Information given:
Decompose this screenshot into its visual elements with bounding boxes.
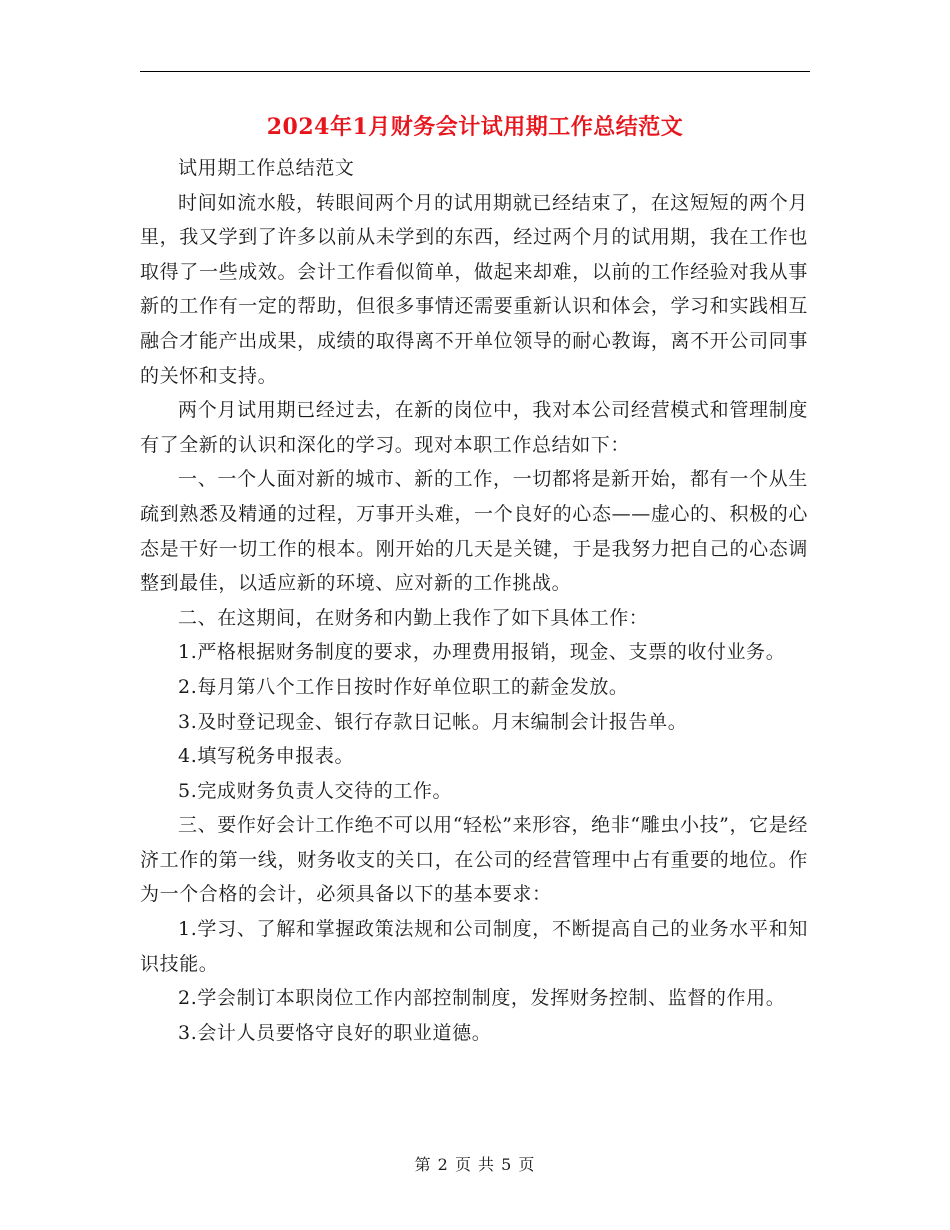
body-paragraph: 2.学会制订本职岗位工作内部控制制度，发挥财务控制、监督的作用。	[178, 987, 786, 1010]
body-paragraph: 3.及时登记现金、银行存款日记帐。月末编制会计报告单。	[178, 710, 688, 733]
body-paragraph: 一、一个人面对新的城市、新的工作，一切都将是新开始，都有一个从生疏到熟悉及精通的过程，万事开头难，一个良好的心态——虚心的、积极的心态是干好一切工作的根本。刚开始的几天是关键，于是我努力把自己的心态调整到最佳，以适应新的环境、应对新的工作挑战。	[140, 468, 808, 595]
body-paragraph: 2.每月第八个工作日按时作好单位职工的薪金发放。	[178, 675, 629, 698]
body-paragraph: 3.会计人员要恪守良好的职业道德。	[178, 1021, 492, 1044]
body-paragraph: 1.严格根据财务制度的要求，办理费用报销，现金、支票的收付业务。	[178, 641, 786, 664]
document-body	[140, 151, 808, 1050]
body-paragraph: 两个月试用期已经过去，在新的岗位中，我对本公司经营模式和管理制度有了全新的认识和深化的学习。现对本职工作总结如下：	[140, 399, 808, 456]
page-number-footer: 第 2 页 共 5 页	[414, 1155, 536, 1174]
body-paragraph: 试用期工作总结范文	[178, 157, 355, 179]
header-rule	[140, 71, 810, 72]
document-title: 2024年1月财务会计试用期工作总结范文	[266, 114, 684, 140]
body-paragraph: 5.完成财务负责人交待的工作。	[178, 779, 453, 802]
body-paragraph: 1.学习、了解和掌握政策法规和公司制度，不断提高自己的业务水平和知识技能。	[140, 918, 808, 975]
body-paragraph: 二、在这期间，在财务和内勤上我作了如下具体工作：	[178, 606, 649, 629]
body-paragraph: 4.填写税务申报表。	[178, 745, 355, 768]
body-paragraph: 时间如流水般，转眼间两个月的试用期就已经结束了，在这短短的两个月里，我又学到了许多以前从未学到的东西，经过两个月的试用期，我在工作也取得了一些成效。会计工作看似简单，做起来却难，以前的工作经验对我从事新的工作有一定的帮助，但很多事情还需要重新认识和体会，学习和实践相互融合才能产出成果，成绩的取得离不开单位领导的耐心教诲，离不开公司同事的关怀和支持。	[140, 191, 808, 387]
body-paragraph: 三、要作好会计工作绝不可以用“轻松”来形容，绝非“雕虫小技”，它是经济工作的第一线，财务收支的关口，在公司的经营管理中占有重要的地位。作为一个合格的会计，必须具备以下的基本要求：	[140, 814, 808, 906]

Exercise description: Render every line of the data above as a JSON list of strings, one string per line, skipping blank lines and leaving out the pictures.

Exercise answer:
[
  "Decompose this screenshot into its visual elements with bounding boxes.",
  "body-paragraph: 2.学会制订本职岗位工作内部控制制度，发挥财务控制、监督的作用。\t[178, 987, 786, 1010]",
  "body-paragraph: 3.及时登记现金、银行存款日记帐。月末编制会计报告单。\t[178, 710, 688, 733]",
  "body-paragraph: 一、一个人面对新的城市、新的工作，一切都将是新开始，都有一个从生疏到熟悉及精通的过程，万事开头难，一个良好的心态——虚心的、积极的心态是干好一切工作的根本。刚开始的几天是关键，于是我努力把自己的心态调整到最佳，以适应新的环境、应对新的工作挑战。\t[140, 468, 808, 595]",
  "body-paragraph: 2.每月第八个工作日按时作好单位职工的薪金发放。\t[178, 675, 629, 698]",
  "body-paragraph: 3.会计人员要恪守良好的职业道德。\t[178, 1021, 492, 1044]",
  "body-paragraph: 1.严格根据财务制度的要求，办理费用报销，现金、支票的收付业务。\t[178, 641, 786, 664]",
  "document-body\t[140, 151, 808, 1050]",
  "body-paragraph: 两个月试用期已经过去，在新的岗位中，我对本公司经营模式和管理制度有了全新的认识和深化的学习。现对本职工作总结如下：\t[140, 399, 808, 456]",
  "page-number-footer: 第 2 页 共 5 页\t[414, 1155, 536, 1174]",
  "body-paragraph: 试用期工作总结范文\t[178, 157, 355, 179]",
  "header-rule\t[140, 71, 810, 72]",
  "document-title: 2024年1月财务会计试用期工作总结范文\t[266, 114, 684, 140]",
  "body-paragraph: 5.完成财务负责人交待的工作。\t[178, 779, 453, 802]",
  "body-paragraph: 1.学习、了解和掌握政策法规和公司制度，不断提高自己的业务水平和知识技能。\t[140, 918, 808, 975]",
  "body-paragraph: 二、在这期间，在财务和内勤上我作了如下具体工作：\t[178, 606, 649, 629]",
  "body-paragraph: 4.填写税务申报表。\t[178, 745, 355, 768]",
  "body-paragraph: 时间如流水般，转眼间两个月的试用期就已经结束了，在这短短的两个月里，我又学到了许多以前从未学到的东西，经过两个月的试用期，我在工作也取得了一些成效。会计工作看似简单，做起来却难，以前的工作经验对我从事新的工作有一定的帮助，但很多事情还需要重新认识和体会，学习和实践相互融合才能产出成果，成绩的取得离不开单位领导的耐心教诲，离不开公司同事的关怀和支持。\t[140, 191, 808, 387]",
  "body-paragraph: 三、要作好会计工作绝不可以用“轻松”来形容，绝非“雕虫小技”，它是经济工作的第一线，财务收支的关口，在公司的经营管理中占有重要的地位。作为一个合格的会计，必须具备以下的基本要求：\t[140, 814, 808, 906]"
]